#### Material provided

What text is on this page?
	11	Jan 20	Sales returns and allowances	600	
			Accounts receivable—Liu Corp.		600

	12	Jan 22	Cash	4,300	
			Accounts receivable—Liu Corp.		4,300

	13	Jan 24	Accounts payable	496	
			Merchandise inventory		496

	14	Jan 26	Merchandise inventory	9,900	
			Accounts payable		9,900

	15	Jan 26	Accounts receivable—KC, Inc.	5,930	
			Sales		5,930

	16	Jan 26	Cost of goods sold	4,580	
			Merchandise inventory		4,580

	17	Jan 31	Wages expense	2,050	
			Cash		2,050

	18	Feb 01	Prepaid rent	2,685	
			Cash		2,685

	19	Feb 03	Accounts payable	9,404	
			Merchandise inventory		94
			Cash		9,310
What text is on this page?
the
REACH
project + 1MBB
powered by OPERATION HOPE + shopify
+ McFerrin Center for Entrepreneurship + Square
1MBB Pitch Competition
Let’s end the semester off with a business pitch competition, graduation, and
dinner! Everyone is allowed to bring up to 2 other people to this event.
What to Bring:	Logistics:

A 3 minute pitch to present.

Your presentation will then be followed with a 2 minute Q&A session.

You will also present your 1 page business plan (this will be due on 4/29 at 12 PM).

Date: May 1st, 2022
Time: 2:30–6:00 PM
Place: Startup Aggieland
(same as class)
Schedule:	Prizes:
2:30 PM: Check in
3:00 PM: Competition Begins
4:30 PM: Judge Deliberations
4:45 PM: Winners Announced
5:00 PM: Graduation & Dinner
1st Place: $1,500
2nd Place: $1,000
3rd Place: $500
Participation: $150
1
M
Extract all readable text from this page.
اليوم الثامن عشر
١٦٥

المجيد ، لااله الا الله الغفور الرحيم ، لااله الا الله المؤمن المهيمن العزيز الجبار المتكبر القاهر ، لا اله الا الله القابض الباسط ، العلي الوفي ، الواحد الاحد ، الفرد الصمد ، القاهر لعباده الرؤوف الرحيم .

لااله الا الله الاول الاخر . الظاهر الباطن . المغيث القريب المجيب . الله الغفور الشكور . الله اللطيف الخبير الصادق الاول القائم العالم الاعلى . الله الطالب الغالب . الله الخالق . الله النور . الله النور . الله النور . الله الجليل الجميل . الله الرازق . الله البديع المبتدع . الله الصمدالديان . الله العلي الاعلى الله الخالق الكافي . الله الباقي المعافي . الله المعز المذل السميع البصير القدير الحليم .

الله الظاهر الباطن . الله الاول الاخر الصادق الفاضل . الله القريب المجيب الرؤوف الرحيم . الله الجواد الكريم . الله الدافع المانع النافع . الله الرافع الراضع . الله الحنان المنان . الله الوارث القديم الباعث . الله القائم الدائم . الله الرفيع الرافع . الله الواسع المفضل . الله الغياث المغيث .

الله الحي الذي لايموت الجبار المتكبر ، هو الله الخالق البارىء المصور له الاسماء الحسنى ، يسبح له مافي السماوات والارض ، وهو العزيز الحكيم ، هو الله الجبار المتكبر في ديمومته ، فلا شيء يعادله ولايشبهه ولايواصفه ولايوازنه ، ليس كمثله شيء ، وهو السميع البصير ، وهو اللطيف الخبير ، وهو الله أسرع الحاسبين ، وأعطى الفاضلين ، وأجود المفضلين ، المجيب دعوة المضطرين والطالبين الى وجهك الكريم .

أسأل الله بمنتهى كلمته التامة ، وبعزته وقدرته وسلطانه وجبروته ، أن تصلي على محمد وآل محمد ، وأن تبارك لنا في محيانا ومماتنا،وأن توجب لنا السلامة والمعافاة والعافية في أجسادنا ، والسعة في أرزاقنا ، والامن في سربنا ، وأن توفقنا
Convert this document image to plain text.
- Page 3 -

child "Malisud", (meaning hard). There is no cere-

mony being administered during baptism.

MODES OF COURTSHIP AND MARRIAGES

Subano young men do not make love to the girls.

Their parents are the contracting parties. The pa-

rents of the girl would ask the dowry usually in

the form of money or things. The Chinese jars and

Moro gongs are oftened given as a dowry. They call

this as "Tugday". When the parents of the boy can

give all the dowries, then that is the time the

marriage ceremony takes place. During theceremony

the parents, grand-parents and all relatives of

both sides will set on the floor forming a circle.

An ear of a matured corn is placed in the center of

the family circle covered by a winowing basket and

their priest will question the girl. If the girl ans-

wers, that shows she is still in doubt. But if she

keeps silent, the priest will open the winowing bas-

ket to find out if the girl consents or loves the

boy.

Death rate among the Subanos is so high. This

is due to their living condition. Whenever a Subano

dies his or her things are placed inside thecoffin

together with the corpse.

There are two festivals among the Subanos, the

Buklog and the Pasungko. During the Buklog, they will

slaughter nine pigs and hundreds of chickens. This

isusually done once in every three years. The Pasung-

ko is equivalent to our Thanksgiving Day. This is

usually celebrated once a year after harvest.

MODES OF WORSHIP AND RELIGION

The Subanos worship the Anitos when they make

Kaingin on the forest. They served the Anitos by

########

> **Exercise**
All of the entries above should be written out again exactly.

> **Final result**
What text is on this page?
	11	Jan 20	Sales returns and allowances	600	
			Accounts receivable—Liu Corp.		600

	12	Jan 22	Cash	4,300	
			Accounts receivable—Liu Corp.		4,300

	13	Jan 24	Accounts payable	496	
			Merchandise inventory		496

	14	Jan 26	Merchandise inventory	9,900	
			Accounts payable		9,900

	15	Jan 26	Accounts receivable—KC, Inc.	5,930	
			Sales		5,930

	16	Jan 26	Cost of goods sold	4,580	
			Merchandise inventory		4,580

	17	Jan 31	Wages expense	2,050	
			Cash		2,050

	18	Feb 01	Prepaid rent	2,685	
			Cash		2,685

	19	Feb 03	Accounts payable	9,404	
			Merchandise inventory		94
			Cash		9,310
What text is on this page?
the
REACH
project + 1MBB
powered by OPERATION HOPE + shopify
+ McFerrin Center for Entrepreneurship + Square
1MBB Pitch Competition
Let’s end the semester off with a business pitch competition, graduation, and
dinner! Everyone is allowed to bring up to 2 other people to this event.
What to Bring:	Logistics:

A 3 minute pitch to present.

Your presentation will then be followed with a 2 minute Q&A session.

You will also present your 1 page business plan (this will be due on 4/29 at 12 PM).

Date: May 1st, 2022
Time: 2:30–6:00 PM
Place: Startup Aggieland
(same as class)
Schedule:	Prizes:
2:30 PM: Check in
3:00 PM: Competition Begins
4:30 PM: Judge Deliberations
4:45 PM: Winners Announced
5:00 PM: Graduation & Dinner
1st Place: $1,500
2nd Place: $1,000
3rd Place: $500
Participation: $150
1
M
Extract all readable text from this page.
اليوم الثامن عشر
١٦٥

المجيد ، لااله الا الله الغفور الرحيم ، لااله الا الله المؤمن المهيمن العزيز الجبار المتكبر القاهر ، لا اله الا الله القابض الباسط ، العلي الوفي ، الواحد الاحد ، الفرد الصمد ، القاهر لعباده الرؤوف الرحيم .

لااله الا الله الاول الاخر . الظاهر الباطن . المغيث القريب المجيب . الله الغفور الشكور . الله اللطيف الخبير الصادق الاول القائم العالم الاعلى . الله الطالب الغالب . الله الخالق . الله النور . الله النور . الله النور . الله الجليل الجميل . الله الرازق . الله البديع المبتدع . الله الصمدالديان . الله العلي الاعلى الله الخالق الكافي . الله الباقي المعافي . الله المعز المذل السميع البصير القدير الحليم .

الله الظاهر الباطن . الله الاول الاخر الصادق الفاضل . الله القريب المجيب الرؤوف الرحيم . الله الجواد الكريم . الله الدافع المانع النافع . الله الرافع الراضع . الله الحنان المنان . الله الوارث القديم الباعث . الله القائم الدائم . الله الرفيع الرافع . الله الواسع المفضل . الله الغياث المغيث .

الله الحي الذي لايموت الجبار المتكبر ، هو الله الخالق البارىء المصور له الاسماء الحسنى ، يسبح له مافي السماوات والارض ، وهو العزيز الحكيم ، هو الله الجبار المتكبر في ديمومته ، فلا شيء يعادله ولايشبهه ولايواصفه ولايوازنه ، ليس كمثله شيء ، وهو السميع البصير ، وهو اللطيف الخبير ، وهو الله أسرع الحاسبين ، وأعطى الفاضلين ، وأجود المفضلين ، المجيب دعوة المضطرين والطالبين الى وجهك الكريم .

أسأل الله بمنتهى كلمته التامة ، وبعزته وقدرته وسلطانه وجبروته ، أن تصلي على محمد وآل محمد ، وأن تبارك لنا في محيانا ومماتنا،وأن توجب لنا السلامة والمعافاة والعافية في أجسادنا ، والسعة في أرزاقنا ، والامن في سربنا ، وأن توفقنا
Convert this document image to plain text.
- Page 3 -

child "Malisud", (meaning hard). There is no cere-

mony being administered during baptism.

MODES OF COURTSHIP AND MARRIAGES

Subano young men do not make love to the girls.

Their parents are the contracting parties. The pa-

rents of the girl would ask the dowry usually in

the form of money or things. The Chinese jars and

Moro gongs are oftened given as a dowry. They call

this as "Tugday". When the parents of the boy can

give all the dowries, then that is the time the

marriage ceremony takes place. During theceremony

the parents, grand-parents and all relatives of

both sides will set on the floor forming a circle.

An ear of a matured corn is placed in the center of

the family circle covered by a winowing basket and

their priest will question the girl. If the girl ans-

wers, that shows she is still in doubt. But if she

keeps silent, the priest will open the winowing bas-

ket to find out if the girl consents or loves the

boy.

Death rate among the Subanos is so high. This

is due to their living condition. Whenever a Subano

dies his or her things are placed inside thecoffin

together with the corpse.

There are two festivals among the Subanos, the

Buklog and the Pasungko. During the Buklog, they will

slaughter nine pigs and hundreds of chickens. This

isusually done once in every three years. The Pasung-

ko is equivalent to our Thanksgiving Day. This is

usually celebrated once a year after harvest.

MODES OF WORSHIP AND RELIGION

The Subanos worship the Anitos when they make

Kaingin on the forest. They served the Anitos by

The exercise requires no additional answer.